JOB —
The records that follow are to be repeated without alteration.

______

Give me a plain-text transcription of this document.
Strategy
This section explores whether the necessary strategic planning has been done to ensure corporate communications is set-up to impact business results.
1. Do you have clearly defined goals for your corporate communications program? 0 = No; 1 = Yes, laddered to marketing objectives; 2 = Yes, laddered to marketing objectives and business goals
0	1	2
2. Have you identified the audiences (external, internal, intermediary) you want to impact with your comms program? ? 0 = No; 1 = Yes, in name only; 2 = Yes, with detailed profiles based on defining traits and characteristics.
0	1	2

______

THE COMPLETED TASK —
Give me a plain-text transcription of this document.
Strategy
This section explores whether the necessary strategic planning has been done to ensure corporate communications is set-up to impact business results.
1. Do you have clearly defined goals for your corporate communications program? 0 = No; 1 = Yes, laddered to marketing objectives; 2 = Yes, laddered to marketing objectives and business goals
0	1	2
2. Have you identified the audiences (external, internal, intermediary) you want to impact with your comms program? ? 0 = No; 1 = Yes, in name only; 2 = Yes, with detailed profiles based on defining traits and characteristics.
0	1	2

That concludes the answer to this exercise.